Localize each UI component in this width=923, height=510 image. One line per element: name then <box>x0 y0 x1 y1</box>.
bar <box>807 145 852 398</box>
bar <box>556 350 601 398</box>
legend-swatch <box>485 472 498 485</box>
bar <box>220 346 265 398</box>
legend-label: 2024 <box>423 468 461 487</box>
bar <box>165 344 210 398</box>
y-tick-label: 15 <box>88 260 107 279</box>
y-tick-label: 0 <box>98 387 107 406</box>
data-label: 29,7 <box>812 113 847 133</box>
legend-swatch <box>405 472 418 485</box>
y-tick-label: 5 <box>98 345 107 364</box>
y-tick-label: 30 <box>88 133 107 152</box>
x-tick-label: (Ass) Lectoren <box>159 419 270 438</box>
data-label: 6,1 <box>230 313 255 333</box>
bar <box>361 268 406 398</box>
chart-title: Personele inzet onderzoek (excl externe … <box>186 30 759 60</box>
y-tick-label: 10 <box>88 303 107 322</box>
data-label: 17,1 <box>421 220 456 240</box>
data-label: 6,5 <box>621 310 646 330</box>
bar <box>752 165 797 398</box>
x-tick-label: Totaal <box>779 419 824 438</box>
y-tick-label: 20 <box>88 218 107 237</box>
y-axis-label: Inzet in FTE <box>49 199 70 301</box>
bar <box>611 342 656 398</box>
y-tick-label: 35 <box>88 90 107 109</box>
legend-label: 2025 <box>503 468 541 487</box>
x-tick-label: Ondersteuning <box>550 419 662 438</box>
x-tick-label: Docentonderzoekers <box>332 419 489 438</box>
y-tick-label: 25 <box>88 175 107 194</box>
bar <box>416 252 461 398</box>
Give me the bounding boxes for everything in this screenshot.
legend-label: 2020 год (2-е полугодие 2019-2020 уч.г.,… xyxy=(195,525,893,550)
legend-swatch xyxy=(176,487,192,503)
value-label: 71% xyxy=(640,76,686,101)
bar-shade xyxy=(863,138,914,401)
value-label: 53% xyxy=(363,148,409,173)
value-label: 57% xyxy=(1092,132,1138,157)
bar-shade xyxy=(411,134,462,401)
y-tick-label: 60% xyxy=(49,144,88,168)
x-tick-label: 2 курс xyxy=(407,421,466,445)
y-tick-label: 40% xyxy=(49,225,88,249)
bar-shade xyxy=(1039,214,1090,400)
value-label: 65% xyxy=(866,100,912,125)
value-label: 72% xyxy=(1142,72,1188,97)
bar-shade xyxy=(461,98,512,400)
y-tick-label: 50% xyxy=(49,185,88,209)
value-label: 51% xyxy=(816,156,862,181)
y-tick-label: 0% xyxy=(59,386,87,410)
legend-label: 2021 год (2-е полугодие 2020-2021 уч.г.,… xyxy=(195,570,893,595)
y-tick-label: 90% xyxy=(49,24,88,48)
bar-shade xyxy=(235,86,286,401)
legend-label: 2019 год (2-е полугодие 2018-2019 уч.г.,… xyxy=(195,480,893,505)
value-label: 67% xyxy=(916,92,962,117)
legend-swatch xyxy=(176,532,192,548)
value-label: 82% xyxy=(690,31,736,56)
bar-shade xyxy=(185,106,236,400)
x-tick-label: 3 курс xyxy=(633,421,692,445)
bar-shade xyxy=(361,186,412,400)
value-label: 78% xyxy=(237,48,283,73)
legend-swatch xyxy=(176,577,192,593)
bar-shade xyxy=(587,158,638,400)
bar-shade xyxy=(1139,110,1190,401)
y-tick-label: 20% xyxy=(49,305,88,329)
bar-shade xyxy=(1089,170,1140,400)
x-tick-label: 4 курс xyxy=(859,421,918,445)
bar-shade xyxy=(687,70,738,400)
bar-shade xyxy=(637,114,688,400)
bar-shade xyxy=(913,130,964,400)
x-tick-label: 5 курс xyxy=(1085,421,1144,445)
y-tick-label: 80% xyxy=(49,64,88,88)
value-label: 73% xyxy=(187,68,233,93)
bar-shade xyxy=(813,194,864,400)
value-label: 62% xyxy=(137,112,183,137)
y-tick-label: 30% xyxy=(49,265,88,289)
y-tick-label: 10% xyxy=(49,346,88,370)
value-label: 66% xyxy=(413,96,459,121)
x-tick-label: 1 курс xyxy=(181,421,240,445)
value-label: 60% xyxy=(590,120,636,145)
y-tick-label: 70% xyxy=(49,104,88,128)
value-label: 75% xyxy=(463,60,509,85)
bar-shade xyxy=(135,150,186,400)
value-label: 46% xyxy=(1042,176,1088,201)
━━━━━━
= What you are asked to do =
Please render the lines, starting at the first line and ending at the line that contains "bar-shade xyxy=(235,86,286,401)", as a Markdown table with the columns No and Text. Give each line its row number, leave out blank lines, and include only those lines.

= Reply =
| No | Text |
|---|---|
| 1 | Localize each UI component in this width=923, height=510 image. One line per element: name then <box>x0 y0 x1 y1</box>. |
| 2 | bar <box>807 145 852 398</box> |
| 3 | bar <box>556 350 601 398</box> |
| 4 | legend-swatch <box>485 472 498 485</box> |
| 5 | bar <box>220 346 265 398</box> |
| 6 | legend-label: 2024 <box>423 468 461 487</box> |
| 7 | bar <box>165 344 210 398</box> |
| 8 | y-tick-label: 15 <box>88 260 107 279</box> |
| 9 | y-tick-label: 0 <box>98 387 107 406</box> |
| 10 | data-label: 29,7 <box>812 113 847 133</box> |
| 11 | legend-swatch <box>405 472 418 485</box> |
| 12 | y-tick-label: 5 <box>98 345 107 364</box> |
| 13 | y-tick-label: 30 <box>88 133 107 152</box> |
| 14 | x-tick-label: (Ass) Lectoren <box>159 419 270 438</box> |
| 15 | data-label: 6,1 <box>230 313 255 333</box> |
| 16 | bar <box>361 268 406 398</box> |
| 17 | chart-title: Personele inzet onderzoek (excl externe … <box>186 30 759 60</box> |
| 18 | y-tick-label: 10 <box>88 303 107 322</box> |
| 19 | data-label: 17,1 <box>421 220 456 240</box> |
| 20 | data-label: 6,5 <box>621 310 646 330</box> |
| 21 | bar <box>752 165 797 398</box> |
| 22 | x-tick-label: Totaal <box>779 419 824 438</box> |
| 23 | y-tick-label: 20 <box>88 218 107 237</box> |
| 24 | y-axis-label: Inzet in FTE <box>49 199 70 301</box> |
| 25 | bar <box>611 342 656 398</box> |
| 26 | y-tick-label: 35 <box>88 90 107 109</box> |
| 27 | legend-label: 2025 <box>503 468 541 487</box> |
| 28 | x-tick-label: Ondersteuning <box>550 419 662 438</box> |
| 29 | x-tick-label: Docentonderzoekers <box>332 419 489 438</box> |
| 30 | y-tick-label: 25 <box>88 175 107 194</box> |
| 31 | bar <box>416 252 461 398</box> |
| 32 | Give me the bounding boxes for everything in this screenshot. |
| 33 | legend-label: 2020 год (2-е полугодие 2019-2020 уч.г.,… xyxy=(195,525,893,550) |
| 34 | legend-swatch xyxy=(176,487,192,503) |
| 35 | value-label: 71% xyxy=(640,76,686,101) |
| 36 | bar-shade xyxy=(863,138,914,401) |
| 37 | value-label: 53% xyxy=(363,148,409,173) |
| 38 | value-label: 57% xyxy=(1092,132,1138,157) |
| 39 | bar-shade xyxy=(411,134,462,401) |
| 40 | y-tick-label: 60% xyxy=(49,144,88,168) |
| 41 | x-tick-label: 2 курс xyxy=(407,421,466,445) |
| 42 | y-tick-label: 40% xyxy=(49,225,88,249) |
| 43 | bar-shade xyxy=(1039,214,1090,400) |
| 44 | value-label: 65% xyxy=(866,100,912,125) |
| 45 | value-label: 72% xyxy=(1142,72,1188,97) |
| 46 | bar-shade xyxy=(461,98,512,400) |
| 47 | y-tick-label: 50% xyxy=(49,185,88,209) |
| 48 | value-label: 51% xyxy=(816,156,862,181) |
| 49 | y-tick-label: 0% xyxy=(59,386,87,410) |
| 50 | legend-label: 2021 год (2-е полугодие 2020-2021 уч.г.,… xyxy=(195,570,893,595) |
| 51 | y-tick-label: 90% xyxy=(49,24,88,48) |
| 52 | bar-shade xyxy=(235,86,286,401) |